STATED EXERCISE
Locate each line of the material that contains "ylabel", then return it.

Dataset rows about figures
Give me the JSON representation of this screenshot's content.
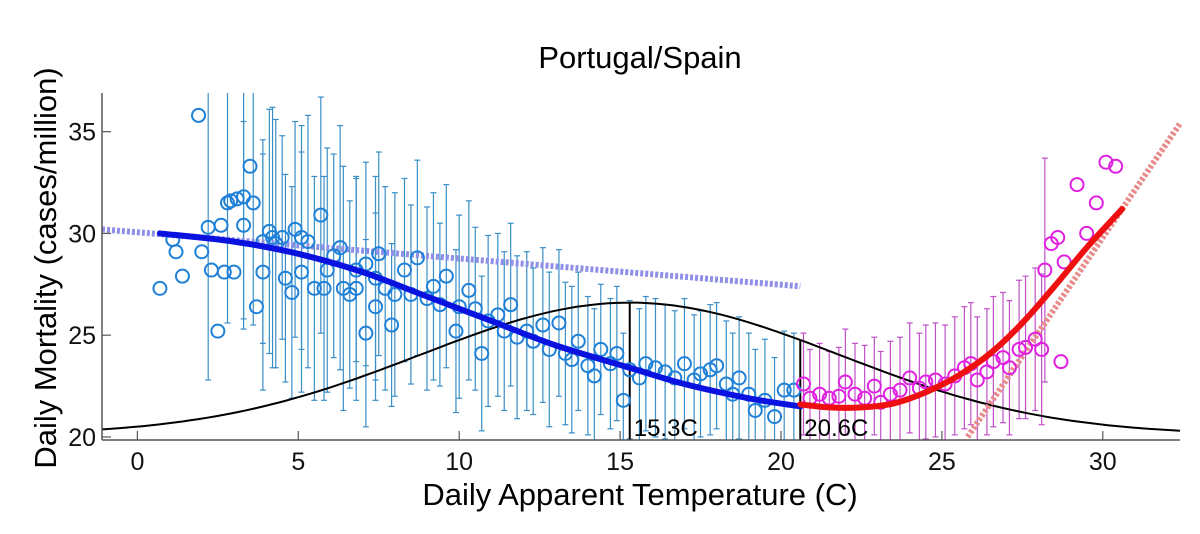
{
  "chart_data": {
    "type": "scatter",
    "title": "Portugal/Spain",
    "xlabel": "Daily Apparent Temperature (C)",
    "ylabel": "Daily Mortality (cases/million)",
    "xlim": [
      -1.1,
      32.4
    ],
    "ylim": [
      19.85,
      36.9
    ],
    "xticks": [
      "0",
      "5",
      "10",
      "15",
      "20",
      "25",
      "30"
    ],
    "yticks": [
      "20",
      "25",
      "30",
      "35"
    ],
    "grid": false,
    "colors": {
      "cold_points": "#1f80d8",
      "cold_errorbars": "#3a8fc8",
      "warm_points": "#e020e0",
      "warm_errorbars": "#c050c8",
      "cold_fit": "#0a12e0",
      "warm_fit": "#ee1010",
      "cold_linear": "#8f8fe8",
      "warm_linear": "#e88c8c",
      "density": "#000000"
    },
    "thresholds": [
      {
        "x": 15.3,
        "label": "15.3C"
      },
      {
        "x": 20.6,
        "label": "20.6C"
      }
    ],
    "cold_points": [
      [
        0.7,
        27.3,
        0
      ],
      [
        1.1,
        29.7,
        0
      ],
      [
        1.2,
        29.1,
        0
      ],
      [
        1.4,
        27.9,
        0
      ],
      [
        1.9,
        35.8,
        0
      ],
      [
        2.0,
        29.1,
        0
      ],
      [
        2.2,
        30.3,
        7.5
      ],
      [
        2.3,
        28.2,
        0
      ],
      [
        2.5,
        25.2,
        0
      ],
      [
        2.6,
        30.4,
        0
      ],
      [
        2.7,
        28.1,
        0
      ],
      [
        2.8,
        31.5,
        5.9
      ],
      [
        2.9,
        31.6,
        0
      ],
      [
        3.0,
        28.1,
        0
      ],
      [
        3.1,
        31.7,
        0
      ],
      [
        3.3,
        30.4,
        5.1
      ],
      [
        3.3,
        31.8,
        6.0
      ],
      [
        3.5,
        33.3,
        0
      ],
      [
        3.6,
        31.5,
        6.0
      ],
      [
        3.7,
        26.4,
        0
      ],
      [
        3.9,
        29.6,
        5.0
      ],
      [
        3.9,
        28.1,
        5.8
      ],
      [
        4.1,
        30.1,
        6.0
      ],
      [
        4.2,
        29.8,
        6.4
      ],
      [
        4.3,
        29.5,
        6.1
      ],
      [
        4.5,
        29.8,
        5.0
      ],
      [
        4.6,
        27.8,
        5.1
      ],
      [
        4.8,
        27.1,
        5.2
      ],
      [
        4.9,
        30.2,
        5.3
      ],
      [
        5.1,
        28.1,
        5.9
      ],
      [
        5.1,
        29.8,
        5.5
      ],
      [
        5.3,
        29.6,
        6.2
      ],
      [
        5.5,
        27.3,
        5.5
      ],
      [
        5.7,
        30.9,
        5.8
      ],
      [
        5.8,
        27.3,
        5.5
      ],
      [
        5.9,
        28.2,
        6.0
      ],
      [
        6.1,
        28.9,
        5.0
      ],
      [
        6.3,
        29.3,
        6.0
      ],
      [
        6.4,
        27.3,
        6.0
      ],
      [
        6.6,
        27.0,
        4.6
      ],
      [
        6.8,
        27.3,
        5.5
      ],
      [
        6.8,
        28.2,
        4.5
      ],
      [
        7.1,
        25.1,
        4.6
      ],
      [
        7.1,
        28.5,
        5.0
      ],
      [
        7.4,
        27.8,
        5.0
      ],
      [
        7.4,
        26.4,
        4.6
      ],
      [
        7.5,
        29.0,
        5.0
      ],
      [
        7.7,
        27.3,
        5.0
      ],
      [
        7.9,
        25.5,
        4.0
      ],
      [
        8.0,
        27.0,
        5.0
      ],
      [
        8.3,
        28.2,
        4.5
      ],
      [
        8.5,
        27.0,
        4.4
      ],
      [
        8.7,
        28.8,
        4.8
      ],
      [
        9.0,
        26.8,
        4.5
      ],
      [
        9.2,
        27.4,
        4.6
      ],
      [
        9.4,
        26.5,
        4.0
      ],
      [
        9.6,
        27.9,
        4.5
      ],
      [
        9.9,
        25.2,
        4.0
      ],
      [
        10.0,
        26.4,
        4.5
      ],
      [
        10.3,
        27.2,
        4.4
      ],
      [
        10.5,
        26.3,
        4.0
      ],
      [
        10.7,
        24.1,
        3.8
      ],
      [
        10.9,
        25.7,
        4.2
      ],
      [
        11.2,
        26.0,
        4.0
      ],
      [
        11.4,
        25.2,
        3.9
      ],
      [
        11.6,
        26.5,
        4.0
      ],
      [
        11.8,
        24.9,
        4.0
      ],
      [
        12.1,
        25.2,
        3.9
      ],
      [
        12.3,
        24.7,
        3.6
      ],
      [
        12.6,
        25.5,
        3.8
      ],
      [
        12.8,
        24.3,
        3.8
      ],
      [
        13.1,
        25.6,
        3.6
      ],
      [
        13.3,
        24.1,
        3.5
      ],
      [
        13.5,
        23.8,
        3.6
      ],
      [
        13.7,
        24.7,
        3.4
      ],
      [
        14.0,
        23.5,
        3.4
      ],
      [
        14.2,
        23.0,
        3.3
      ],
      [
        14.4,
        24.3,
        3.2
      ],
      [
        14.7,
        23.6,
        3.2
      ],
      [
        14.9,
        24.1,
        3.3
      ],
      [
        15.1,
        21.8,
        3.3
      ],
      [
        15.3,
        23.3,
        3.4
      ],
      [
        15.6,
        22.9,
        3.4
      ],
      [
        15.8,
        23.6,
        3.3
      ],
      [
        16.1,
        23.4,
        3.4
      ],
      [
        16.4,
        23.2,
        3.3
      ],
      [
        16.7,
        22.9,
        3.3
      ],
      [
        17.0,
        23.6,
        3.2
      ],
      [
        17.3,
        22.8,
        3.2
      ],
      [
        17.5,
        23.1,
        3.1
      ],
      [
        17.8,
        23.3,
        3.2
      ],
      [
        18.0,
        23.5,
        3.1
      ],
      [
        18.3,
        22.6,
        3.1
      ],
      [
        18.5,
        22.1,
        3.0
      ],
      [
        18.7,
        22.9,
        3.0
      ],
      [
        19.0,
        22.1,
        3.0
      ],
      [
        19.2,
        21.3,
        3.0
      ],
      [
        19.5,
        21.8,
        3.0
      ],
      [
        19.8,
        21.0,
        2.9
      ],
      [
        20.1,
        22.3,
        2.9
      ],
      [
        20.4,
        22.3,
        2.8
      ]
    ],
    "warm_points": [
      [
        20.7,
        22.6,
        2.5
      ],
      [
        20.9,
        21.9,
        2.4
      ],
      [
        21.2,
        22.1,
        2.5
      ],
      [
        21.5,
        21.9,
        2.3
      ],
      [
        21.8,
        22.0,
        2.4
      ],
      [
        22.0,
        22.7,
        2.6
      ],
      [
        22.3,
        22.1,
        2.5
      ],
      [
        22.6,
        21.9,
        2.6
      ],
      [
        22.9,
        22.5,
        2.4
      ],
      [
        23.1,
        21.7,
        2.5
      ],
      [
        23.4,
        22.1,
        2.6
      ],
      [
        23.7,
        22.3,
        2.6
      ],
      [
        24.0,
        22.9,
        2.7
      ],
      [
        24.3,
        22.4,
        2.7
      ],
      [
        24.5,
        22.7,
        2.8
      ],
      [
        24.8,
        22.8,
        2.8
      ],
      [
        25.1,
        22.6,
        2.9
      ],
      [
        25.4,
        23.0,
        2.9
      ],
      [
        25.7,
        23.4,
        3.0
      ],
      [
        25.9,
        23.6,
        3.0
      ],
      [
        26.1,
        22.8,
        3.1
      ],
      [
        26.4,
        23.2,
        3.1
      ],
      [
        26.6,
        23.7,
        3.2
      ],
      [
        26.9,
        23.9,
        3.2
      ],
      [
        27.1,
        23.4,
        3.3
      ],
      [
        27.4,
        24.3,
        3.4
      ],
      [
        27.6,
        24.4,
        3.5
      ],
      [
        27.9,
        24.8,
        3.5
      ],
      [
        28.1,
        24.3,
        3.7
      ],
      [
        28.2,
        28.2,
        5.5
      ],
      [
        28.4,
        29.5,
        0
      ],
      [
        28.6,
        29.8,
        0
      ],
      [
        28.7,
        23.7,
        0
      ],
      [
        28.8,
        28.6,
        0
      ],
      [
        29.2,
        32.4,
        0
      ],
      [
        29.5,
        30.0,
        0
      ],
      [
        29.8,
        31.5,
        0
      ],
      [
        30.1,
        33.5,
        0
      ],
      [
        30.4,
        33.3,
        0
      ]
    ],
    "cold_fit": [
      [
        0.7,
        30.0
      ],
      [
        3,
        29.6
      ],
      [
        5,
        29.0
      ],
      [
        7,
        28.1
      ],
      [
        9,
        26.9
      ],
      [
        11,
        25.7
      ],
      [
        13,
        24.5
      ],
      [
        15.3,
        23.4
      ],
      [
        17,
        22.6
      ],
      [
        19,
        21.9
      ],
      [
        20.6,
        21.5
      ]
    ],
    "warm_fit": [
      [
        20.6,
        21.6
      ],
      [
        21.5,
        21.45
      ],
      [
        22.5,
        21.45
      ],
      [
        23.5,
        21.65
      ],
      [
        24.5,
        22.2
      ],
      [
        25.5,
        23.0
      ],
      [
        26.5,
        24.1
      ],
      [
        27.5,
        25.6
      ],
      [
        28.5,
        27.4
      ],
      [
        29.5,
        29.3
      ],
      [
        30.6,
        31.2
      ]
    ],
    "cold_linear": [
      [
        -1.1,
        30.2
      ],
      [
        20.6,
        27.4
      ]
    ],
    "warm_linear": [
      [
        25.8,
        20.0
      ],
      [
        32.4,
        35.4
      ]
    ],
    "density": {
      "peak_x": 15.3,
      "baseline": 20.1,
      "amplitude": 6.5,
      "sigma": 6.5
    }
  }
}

...

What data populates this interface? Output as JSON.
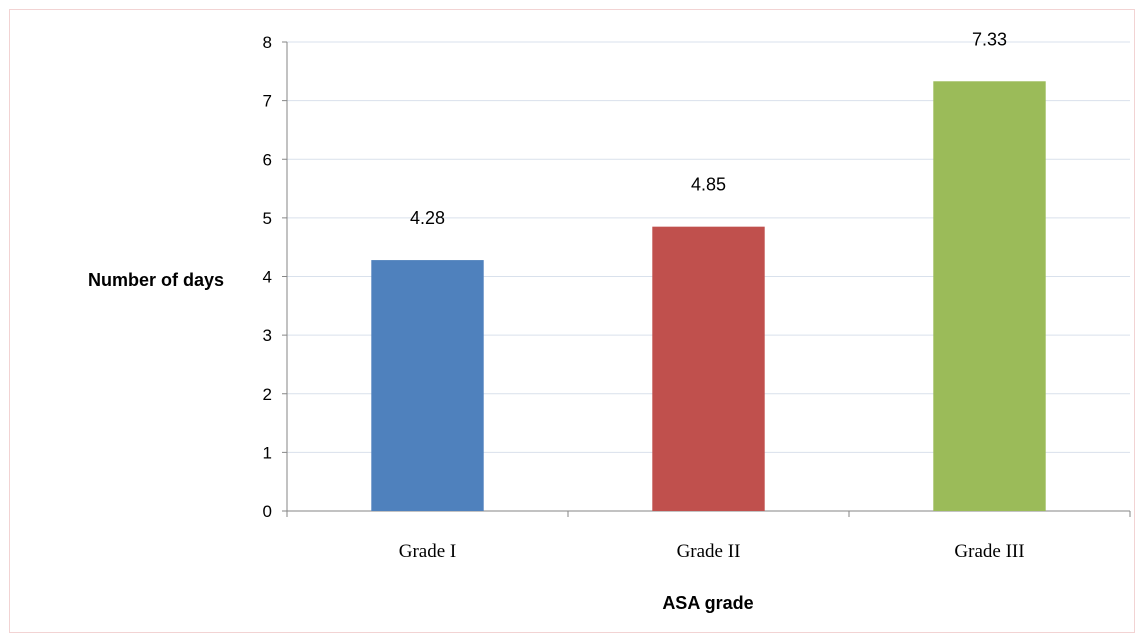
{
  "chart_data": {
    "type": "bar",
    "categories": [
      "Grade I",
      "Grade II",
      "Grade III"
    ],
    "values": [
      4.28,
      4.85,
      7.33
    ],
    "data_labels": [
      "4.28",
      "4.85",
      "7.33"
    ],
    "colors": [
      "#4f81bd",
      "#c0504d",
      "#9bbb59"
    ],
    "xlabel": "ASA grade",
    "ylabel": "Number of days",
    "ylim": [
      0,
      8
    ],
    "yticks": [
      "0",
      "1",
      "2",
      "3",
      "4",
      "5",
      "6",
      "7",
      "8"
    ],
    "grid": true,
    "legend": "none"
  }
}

FULL OUTPUT
    "ylabel": "Daily Mortality (cases/million)",
    "ylabel": "Number of days",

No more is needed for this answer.